Stored records
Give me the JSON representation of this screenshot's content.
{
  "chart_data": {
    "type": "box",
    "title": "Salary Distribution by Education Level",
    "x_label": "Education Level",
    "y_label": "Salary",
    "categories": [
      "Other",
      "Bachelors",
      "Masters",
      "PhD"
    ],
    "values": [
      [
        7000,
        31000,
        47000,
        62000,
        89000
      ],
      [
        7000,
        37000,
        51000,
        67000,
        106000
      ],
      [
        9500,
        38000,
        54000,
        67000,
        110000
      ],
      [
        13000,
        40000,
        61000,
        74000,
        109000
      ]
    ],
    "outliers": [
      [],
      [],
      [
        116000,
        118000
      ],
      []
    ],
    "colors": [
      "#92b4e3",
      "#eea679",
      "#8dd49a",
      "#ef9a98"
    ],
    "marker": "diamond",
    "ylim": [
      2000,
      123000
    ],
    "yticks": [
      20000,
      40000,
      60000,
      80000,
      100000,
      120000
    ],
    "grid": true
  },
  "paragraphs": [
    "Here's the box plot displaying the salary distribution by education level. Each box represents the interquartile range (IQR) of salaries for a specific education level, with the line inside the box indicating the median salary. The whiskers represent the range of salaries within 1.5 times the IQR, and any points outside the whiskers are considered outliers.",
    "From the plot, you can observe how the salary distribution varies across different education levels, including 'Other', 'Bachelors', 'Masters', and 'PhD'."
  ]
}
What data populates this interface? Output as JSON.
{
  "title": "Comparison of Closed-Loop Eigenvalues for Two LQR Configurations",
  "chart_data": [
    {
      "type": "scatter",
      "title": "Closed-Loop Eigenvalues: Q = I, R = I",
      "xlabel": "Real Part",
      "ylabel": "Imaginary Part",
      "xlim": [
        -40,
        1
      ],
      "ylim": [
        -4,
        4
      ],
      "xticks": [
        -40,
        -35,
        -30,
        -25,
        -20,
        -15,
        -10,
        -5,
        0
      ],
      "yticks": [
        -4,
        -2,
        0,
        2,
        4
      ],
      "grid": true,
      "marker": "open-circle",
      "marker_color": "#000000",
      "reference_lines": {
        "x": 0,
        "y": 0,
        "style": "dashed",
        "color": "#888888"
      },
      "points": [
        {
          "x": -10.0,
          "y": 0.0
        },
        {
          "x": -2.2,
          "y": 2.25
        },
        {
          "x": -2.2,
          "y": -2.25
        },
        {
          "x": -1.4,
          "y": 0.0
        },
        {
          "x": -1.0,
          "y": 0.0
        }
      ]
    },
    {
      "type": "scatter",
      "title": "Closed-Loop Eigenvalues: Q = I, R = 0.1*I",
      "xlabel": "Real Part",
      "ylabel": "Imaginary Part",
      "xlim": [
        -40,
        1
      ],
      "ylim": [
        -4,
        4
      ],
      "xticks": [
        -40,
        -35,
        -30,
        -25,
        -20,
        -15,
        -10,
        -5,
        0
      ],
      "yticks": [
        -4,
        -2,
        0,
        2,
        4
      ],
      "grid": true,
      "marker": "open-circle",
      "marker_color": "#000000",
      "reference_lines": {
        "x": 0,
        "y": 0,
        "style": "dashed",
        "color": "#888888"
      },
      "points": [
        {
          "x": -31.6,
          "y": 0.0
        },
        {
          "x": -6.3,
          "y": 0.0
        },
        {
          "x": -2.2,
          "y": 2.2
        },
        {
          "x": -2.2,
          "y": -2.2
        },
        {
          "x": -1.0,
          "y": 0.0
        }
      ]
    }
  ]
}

**TASK INSTRUCTIONS**
Go through the listing and copy all of it exactly.

**FINAL ANSWER**
Give me the JSON representation of this screenshot's content.
{
  "chart_data": {
    "type": "box",
    "title": "Salary Distribution by Education Level",
    "x_label": "Education Level",
    "y_label": "Salary",
    "categories": [
      "Other",
      "Bachelors",
      "Masters",
      "PhD"
    ],
    "values": [
      [
        7000,
        31000,
        47000,
        62000,
        89000
      ],
      [
        7000,
        37000,
        51000,
        67000,
        106000
      ],
      [
        9500,
        38000,
        54000,
        67000,
        110000
      ],
      [
        13000,
        40000,
        61000,
        74000,
        109000
      ]
    ],
    "outliers": [
      [],
      [],
      [
        116000,
        118000
      ],
      []
    ],
    "colors": [
      "#92b4e3",
      "#eea679",
      "#8dd49a",
      "#ef9a98"
    ],
    "marker": "diamond",
    "ylim": [
      2000,
      123000
    ],
    "yticks": [
      20000,
      40000,
      60000,
      80000,
      100000,
      120000
    ],
    "grid": true
  },
  "paragraphs": [
    "Here's the box plot displaying the salary distribution by education level. Each box represents the interquartile range (IQR) of salaries for a specific education level, with the line inside the box indicating the median salary. The whiskers represent the range of salaries within 1.5 times the IQR, and any points outside the whiskers are considered outliers.",
    "From the plot, you can observe how the salary distribution varies across different education levels, including 'Other', 'Bachelors', 'Masters', and 'PhD'."
  ]
}
What data populates this interface? Output as JSON.
{
  "title": "Comparison of Closed-Loop Eigenvalues for Two LQR Configurations",
  "chart_data": [
    {
      "type": "scatter",
      "title": "Closed-Loop Eigenvalues: Q = I, R = I",
      "xlabel": "Real Part",
      "ylabel": "Imaginary Part",
      "xlim": [
        -40,
        1
      ],
      "ylim": [
        -4,
        4
      ],
      "xticks": [
        -40,
        -35,
        -30,
        -25,
        -20,
        -15,
        -10,
        -5,
        0
      ],
      "yticks": [
        -4,
        -2,
        0,
        2,
        4
      ],
      "grid": true,
      "marker": "open-circle",
      "marker_color": "#000000",
      "reference_lines": {
        "x": 0,
        "y": 0,
        "style": "dashed",
        "color": "#888888"
      },
      "points": [
        {
          "x": -10.0,
          "y": 0.0
        },
        {
          "x": -2.2,
          "y": 2.25
        },
        {
          "x": -2.2,
          "y": -2.25
        },
        {
          "x": -1.4,
          "y": 0.0
        },
        {
          "x": -1.0,
          "y": 0.0
        }
      ]
    },
    {
      "type": "scatter",
      "title": "Closed-Loop Eigenvalues: Q = I, R = 0.1*I",
      "xlabel": "Real Part",
      "ylabel": "Imaginary Part",
      "xlim": [
        -40,
        1
      ],
      "ylim": [
        -4,
        4
      ],
      "xticks": [
        -40,
        -35,
        -30,
        -25,
        -20,
        -15,
        -10,
        -5,
        0
      ],
      "yticks": [
        -4,
        -2,
        0,
        2,
        4
      ],
      "grid": true,
      "marker": "open-circle",
      "marker_color": "#000000",
      "reference_lines": {
        "x": 0,
        "y": 0,
        "style": "dashed",
        "color": "#888888"
      },
      "points": [
        {
          "x": -31.6,
          "y": 0.0
        },
        {
          "x": -6.3,
          "y": 0.0
        },
        {
          "x": -2.2,
          "y": 2.2
        },
        {
          "x": -2.2,
          "y": -2.2
        },
        {
          "x": -1.0,
          "y": 0.0
        }
      ]
    }
  ]
}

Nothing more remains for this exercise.